→ Records for the exercise
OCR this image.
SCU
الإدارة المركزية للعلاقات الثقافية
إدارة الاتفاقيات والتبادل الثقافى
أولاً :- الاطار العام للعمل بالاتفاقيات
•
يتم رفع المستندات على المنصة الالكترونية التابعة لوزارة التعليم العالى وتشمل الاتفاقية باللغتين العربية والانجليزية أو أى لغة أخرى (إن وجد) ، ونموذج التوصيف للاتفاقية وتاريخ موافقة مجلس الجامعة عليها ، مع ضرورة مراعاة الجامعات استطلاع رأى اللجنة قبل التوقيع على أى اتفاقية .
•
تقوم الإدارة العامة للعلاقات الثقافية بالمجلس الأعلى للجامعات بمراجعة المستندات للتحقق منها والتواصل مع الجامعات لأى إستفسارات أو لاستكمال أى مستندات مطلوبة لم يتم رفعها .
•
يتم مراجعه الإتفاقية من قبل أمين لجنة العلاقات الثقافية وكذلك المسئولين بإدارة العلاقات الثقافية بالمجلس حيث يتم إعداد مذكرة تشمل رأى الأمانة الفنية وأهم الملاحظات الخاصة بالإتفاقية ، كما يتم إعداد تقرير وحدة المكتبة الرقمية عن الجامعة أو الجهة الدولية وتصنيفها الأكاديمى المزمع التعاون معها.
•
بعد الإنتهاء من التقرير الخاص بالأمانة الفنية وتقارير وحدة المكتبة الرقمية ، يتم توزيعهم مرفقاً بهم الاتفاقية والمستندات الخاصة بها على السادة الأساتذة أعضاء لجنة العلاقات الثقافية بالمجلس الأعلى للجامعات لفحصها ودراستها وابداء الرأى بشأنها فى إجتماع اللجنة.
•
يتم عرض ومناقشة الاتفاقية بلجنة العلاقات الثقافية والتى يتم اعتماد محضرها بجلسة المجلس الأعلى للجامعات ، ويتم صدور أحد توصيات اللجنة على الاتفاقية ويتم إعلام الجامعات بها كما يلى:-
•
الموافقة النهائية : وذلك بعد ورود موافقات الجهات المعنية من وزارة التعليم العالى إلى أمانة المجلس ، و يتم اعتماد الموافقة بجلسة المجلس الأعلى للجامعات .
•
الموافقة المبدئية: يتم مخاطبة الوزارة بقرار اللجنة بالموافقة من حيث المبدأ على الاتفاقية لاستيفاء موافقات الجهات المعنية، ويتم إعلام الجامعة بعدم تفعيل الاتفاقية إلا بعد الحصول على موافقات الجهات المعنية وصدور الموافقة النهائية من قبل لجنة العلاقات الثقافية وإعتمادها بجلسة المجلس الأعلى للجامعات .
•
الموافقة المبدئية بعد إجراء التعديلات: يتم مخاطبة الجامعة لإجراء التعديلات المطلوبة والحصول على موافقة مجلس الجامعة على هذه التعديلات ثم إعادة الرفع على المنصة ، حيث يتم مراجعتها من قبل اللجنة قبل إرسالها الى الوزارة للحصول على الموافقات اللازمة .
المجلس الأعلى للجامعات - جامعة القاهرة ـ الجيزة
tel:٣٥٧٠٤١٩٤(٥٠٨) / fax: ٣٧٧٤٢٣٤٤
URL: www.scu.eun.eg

→ Aim of the task
Recopy the entries above in their entirety, exactly.

→ The response
OCR this image.
SCU
الإدارة المركزية للعلاقات الثقافية
إدارة الاتفاقيات والتبادل الثقافى
أولاً :- الاطار العام للعمل بالاتفاقيات
•
يتم رفع المستندات على المنصة الالكترونية التابعة لوزارة التعليم العالى وتشمل الاتفاقية باللغتين العربية والانجليزية أو أى لغة أخرى (إن وجد) ، ونموذج التوصيف للاتفاقية وتاريخ موافقة مجلس الجامعة عليها ، مع ضرورة مراعاة الجامعات استطلاع رأى اللجنة قبل التوقيع على أى اتفاقية .
•
تقوم الإدارة العامة للعلاقات الثقافية بالمجلس الأعلى للجامعات بمراجعة المستندات للتحقق منها والتواصل مع الجامعات لأى إستفسارات أو لاستكمال أى مستندات مطلوبة لم يتم رفعها .
•
يتم مراجعه الإتفاقية من قبل أمين لجنة العلاقات الثقافية وكذلك المسئولين بإدارة العلاقات الثقافية بالمجلس حيث يتم إعداد مذكرة تشمل رأى الأمانة الفنية وأهم الملاحظات الخاصة بالإتفاقية ، كما يتم إعداد تقرير وحدة المكتبة الرقمية عن الجامعة أو الجهة الدولية وتصنيفها الأكاديمى المزمع التعاون معها.
•
بعد الإنتهاء من التقرير الخاص بالأمانة الفنية وتقارير وحدة المكتبة الرقمية ، يتم توزيعهم مرفقاً بهم الاتفاقية والمستندات الخاصة بها على السادة الأساتذة أعضاء لجنة العلاقات الثقافية بالمجلس الأعلى للجامعات لفحصها ودراستها وابداء الرأى بشأنها فى إجتماع اللجنة.
•
يتم عرض ومناقشة الاتفاقية بلجنة العلاقات الثقافية والتى يتم اعتماد محضرها بجلسة المجلس الأعلى للجامعات ، ويتم صدور أحد توصيات اللجنة على الاتفاقية ويتم إعلام الجامعات بها كما يلى:-
•
الموافقة النهائية : وذلك بعد ورود موافقات الجهات المعنية من وزارة التعليم العالى إلى أمانة المجلس ، و يتم اعتماد الموافقة بجلسة المجلس الأعلى للجامعات .
•
الموافقة المبدئية: يتم مخاطبة الوزارة بقرار اللجنة بالموافقة من حيث المبدأ على الاتفاقية لاستيفاء موافقات الجهات المعنية، ويتم إعلام الجامعة بعدم تفعيل الاتفاقية إلا بعد الحصول على موافقات الجهات المعنية وصدور الموافقة النهائية من قبل لجنة العلاقات الثقافية وإعتمادها بجلسة المجلس الأعلى للجامعات .
•
الموافقة المبدئية بعد إجراء التعديلات: يتم مخاطبة الجامعة لإجراء التعديلات المطلوبة والحصول على موافقة مجلس الجامعة على هذه التعديلات ثم إعادة الرفع على المنصة ، حيث يتم مراجعتها من قبل اللجنة قبل إرسالها الى الوزارة للحصول على الموافقات اللازمة .
المجلس الأعلى للجامعات - جامعة القاهرة ـ الجيزة
tel:٣٥٧٠٤١٩٤(٥٠٨) / fax: ٣٧٧٤٢٣٤٤
URL: www.scu.eun.eg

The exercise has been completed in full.